PROVIDED DATA |
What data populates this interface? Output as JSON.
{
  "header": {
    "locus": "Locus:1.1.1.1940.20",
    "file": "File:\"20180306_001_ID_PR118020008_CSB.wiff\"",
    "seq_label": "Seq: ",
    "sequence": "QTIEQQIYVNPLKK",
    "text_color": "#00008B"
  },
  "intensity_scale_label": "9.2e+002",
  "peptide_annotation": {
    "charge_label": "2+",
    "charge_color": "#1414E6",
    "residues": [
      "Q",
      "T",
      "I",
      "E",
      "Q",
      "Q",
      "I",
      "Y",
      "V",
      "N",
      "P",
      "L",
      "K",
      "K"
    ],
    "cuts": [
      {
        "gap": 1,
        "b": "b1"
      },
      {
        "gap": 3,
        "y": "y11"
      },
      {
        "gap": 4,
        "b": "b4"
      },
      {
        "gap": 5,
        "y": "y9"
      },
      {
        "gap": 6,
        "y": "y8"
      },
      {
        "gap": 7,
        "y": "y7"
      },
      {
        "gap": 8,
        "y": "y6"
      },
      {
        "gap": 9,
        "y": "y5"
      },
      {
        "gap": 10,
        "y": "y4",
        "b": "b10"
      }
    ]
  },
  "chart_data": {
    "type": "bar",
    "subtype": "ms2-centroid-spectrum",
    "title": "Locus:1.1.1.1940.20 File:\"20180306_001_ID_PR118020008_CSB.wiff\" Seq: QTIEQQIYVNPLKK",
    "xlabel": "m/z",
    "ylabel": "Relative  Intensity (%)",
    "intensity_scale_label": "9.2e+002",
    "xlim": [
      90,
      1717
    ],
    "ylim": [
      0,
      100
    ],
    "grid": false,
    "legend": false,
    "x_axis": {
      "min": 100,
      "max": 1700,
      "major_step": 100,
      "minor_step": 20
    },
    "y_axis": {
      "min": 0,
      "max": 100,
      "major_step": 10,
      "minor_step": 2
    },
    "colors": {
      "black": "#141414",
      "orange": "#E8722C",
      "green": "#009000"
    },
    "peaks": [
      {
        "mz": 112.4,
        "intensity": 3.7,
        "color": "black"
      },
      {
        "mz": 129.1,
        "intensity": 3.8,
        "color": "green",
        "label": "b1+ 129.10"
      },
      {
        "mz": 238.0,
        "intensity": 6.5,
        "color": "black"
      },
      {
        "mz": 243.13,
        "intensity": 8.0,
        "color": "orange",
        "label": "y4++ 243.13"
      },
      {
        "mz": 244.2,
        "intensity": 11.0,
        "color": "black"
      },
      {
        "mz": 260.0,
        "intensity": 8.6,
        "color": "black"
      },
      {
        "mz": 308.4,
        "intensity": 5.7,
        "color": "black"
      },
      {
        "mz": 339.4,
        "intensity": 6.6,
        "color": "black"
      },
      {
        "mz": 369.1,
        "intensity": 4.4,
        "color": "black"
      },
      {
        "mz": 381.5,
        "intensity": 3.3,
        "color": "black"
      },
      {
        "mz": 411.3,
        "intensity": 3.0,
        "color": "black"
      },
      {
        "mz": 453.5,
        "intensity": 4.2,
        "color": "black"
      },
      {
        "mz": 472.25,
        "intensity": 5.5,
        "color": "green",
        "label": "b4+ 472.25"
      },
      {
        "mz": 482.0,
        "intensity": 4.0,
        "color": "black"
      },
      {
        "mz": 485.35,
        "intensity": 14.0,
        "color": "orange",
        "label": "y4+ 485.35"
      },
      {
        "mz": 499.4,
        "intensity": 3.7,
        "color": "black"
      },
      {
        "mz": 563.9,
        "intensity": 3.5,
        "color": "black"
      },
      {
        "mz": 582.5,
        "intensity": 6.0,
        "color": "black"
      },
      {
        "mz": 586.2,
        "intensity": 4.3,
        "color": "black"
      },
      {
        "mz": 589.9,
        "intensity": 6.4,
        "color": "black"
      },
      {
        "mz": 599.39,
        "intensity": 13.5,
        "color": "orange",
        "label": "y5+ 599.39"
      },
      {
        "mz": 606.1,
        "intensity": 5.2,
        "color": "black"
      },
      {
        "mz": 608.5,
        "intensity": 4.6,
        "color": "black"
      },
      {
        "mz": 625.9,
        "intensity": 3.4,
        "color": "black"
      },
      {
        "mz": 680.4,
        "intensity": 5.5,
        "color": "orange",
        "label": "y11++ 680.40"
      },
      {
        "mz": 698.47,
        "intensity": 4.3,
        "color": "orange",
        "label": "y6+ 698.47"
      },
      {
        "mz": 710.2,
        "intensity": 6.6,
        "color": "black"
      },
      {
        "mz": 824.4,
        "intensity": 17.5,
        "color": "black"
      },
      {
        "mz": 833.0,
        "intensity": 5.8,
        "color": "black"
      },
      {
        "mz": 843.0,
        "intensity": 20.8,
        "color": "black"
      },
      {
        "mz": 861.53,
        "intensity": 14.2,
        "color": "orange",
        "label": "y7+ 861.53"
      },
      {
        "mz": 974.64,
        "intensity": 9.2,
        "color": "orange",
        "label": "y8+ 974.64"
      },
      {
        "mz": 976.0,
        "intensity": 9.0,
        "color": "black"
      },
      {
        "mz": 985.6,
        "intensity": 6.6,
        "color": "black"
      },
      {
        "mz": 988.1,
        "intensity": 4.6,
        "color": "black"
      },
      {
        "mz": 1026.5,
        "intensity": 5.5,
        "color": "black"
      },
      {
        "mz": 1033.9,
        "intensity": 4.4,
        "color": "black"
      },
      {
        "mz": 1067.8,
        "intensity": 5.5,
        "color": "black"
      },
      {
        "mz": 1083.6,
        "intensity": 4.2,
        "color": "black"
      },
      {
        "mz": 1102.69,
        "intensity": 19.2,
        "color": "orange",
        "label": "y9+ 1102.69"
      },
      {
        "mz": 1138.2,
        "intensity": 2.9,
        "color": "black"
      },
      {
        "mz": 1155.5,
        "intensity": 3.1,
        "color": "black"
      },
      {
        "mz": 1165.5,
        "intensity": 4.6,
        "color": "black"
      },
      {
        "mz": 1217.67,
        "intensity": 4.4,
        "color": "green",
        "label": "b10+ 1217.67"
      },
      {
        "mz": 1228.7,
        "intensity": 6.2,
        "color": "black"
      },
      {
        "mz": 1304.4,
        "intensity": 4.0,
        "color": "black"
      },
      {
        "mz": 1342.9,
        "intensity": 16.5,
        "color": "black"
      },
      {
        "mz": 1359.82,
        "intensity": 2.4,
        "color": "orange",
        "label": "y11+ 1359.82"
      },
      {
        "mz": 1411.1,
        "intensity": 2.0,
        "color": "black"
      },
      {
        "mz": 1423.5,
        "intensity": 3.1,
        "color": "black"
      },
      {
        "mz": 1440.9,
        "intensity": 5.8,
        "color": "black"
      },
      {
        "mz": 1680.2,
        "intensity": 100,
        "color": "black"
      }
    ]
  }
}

TASK TO CARRY OUT | Return the complete material exactly as it appears.

EXPECTED OUTPUT |
What data populates this interface? Output as JSON.
{
  "header": {
    "locus": "Locus:1.1.1.1940.20",
    "file": "File:\"20180306_001_ID_PR118020008_CSB.wiff\"",
    "seq_label": "Seq: ",
    "sequence": "QTIEQQIYVNPLKK",
    "text_color": "#00008B"
  },
  "intensity_scale_label": "9.2e+002",
  "peptide_annotation": {
    "charge_label": "2+",
    "charge_color": "#1414E6",
    "residues": [
      "Q",
      "T",
      "I",
      "E",
      "Q",
      "Q",
      "I",
      "Y",
      "V",
      "N",
      "P",
      "L",
      "K",
      "K"
    ],
    "cuts": [
      {
        "gap": 1,
        "b": "b1"
      },
      {
        "gap": 3,
        "y": "y11"
      },
      {
        "gap": 4,
        "b": "b4"
      },
      {
        "gap": 5,
        "y": "y9"
      },
      {
        "gap": 6,
        "y": "y8"
      },
      {
        "gap": 7,
        "y": "y7"
      },
      {
        "gap": 8,
        "y": "y6"
      },
      {
        "gap": 9,
        "y": "y5"
      },
      {
        "gap": 10,
        "y": "y4",
        "b": "b10"
      }
    ]
  },
  "chart_data": {
    "type": "bar",
    "subtype": "ms2-centroid-spectrum",
    "title": "Locus:1.1.1.1940.20 File:\"20180306_001_ID_PR118020008_CSB.wiff\" Seq: QTIEQQIYVNPLKK",
    "xlabel": "m/z",
    "ylabel": "Relative  Intensity (%)",
    "intensity_scale_label": "9.2e+002",
    "xlim": [
      90,
      1717
    ],
    "ylim": [
      0,
      100
    ],
    "grid": false,
    "legend": false,
    "x_axis": {
      "min": 100,
      "max": 1700,
      "major_step": 100,
      "minor_step": 20
    },
    "y_axis": {
      "min": 0,
      "max": 100,
      "major_step": 10,
      "minor_step": 2
    },
    "colors": {
      "black": "#141414",
      "orange": "#E8722C",
      "green": "#009000"
    },
    "peaks": [
      {
        "mz": 112.4,
        "intensity": 3.7,
        "color": "black"
      },
      {
        "mz": 129.1,
        "intensity": 3.8,
        "color": "green",
        "label": "b1+ 129.10"
      },
      {
        "mz": 238.0,
        "intensity": 6.5,
        "color": "black"
      },
      {
        "mz": 243.13,
        "intensity": 8.0,
        "color": "orange",
        "label": "y4++ 243.13"
      },
      {
        "mz": 244.2,
        "intensity": 11.0,
        "color": "black"
      },
      {
        "mz": 260.0,
        "intensity": 8.6,
        "color": "black"
      },
      {
        "mz": 308.4,
        "intensity": 5.7,
        "color": "black"
      },
      {
        "mz": 339.4,
        "intensity": 6.6,
        "color": "black"
      },
      {
        "mz": 369.1,
        "intensity": 4.4,
        "color": "black"
      },
      {
        "mz": 381.5,
        "intensity": 3.3,
        "color": "black"
      },
      {
        "mz": 411.3,
        "intensity": 3.0,
        "color": "black"
      },
      {
        "mz": 453.5,
        "intensity": 4.2,
        "color": "black"
      },
      {
        "mz": 472.25,
        "intensity": 5.5,
        "color": "green",
        "label": "b4+ 472.25"
      },
      {
        "mz": 482.0,
        "intensity": 4.0,
        "color": "black"
      },
      {
        "mz": 485.35,
        "intensity": 14.0,
        "color": "orange",
        "label": "y4+ 485.35"
      },
      {
        "mz": 499.4,
        "intensity": 3.7,
        "color": "black"
      },
      {
        "mz": 563.9,
        "intensity": 3.5,
        "color": "black"
      },
      {
        "mz": 582.5,
        "intensity": 6.0,
        "color": "black"
      },
      {
        "mz": 586.2,
        "intensity": 4.3,
        "color": "black"
      },
      {
        "mz": 589.9,
        "intensity": 6.4,
        "color": "black"
      },
      {
        "mz": 599.39,
        "intensity": 13.5,
        "color": "orange",
        "label": "y5+ 599.39"
      },
      {
        "mz": 606.1,
        "intensity": 5.2,
        "color": "black"
      },
      {
        "mz": 608.5,
        "intensity": 4.6,
        "color": "black"
      },
      {
        "mz": 625.9,
        "intensity": 3.4,
        "color": "black"
      },
      {
        "mz": 680.4,
        "intensity": 5.5,
        "color": "orange",
        "label": "y11++ 680.40"
      },
      {
        "mz": 698.47,
        "intensity": 4.3,
        "color": "orange",
        "label": "y6+ 698.47"
      },
      {
        "mz": 710.2,
        "intensity": 6.6,
        "color": "black"
      },
      {
        "mz": 824.4,
        "intensity": 17.5,
        "color": "black"
      },
      {
        "mz": 833.0,
        "intensity": 5.8,
        "color": "black"
      },
      {
        "mz": 843.0,
        "intensity": 20.8,
        "color": "black"
      },
      {
        "mz": 861.53,
        "intensity": 14.2,
        "color": "orange",
        "label": "y7+ 861.53"
      },
      {
        "mz": 974.64,
        "intensity": 9.2,
        "color": "orange",
        "label": "y8+ 974.64"
      },
      {
        "mz": 976.0,
        "intensity": 9.0,
        "color": "black"
      },
      {
        "mz": 985.6,
        "intensity": 6.6,
        "color": "black"
      },
      {
        "mz": 988.1,
        "intensity": 4.6,
        "color": "black"
      },
      {
        "mz": 1026.5,
        "intensity": 5.5,
        "color": "black"
      },
      {
        "mz": 1033.9,
        "intensity": 4.4,
        "color": "black"
      },
      {
        "mz": 1067.8,
        "intensity": 5.5,
        "color": "black"
      },
      {
        "mz": 1083.6,
        "intensity": 4.2,
        "color": "black"
      },
      {
        "mz": 1102.69,
        "intensity": 19.2,
        "color": "orange",
        "label": "y9+ 1102.69"
      },
      {
        "mz": 1138.2,
        "intensity": 2.9,
        "color": "black"
      },
      {
        "mz": 1155.5,
        "intensity": 3.1,
        "color": "black"
      },
      {
        "mz": 1165.5,
        "intensity": 4.6,
        "color": "black"
      },
      {
        "mz": 1217.67,
        "intensity": 4.4,
        "color": "green",
        "label": "b10+ 1217.67"
      },
      {
        "mz": 1228.7,
        "intensity": 6.2,
        "color": "black"
      },
      {
        "mz": 1304.4,
        "intensity": 4.0,
        "color": "black"
      },
      {
        "mz": 1342.9,
        "intensity": 16.5,
        "color": "black"
      },
      {
        "mz": 1359.82,
        "intensity": 2.4,
        "color": "orange",
        "label": "y11+ 1359.82"
      },
      {
        "mz": 1411.1,
        "intensity": 2.0,
        "color": "black"
      },
      {
        "mz": 1423.5,
        "intensity": 3.1,
        "color": "black"
      },
      {
        "mz": 1440.9,
        "intensity": 5.8,
        "color": "black"
      },
      {
        "mz": 1680.2,
        "intensity": 100,
        "color": "black"
      }
    ]
  }
}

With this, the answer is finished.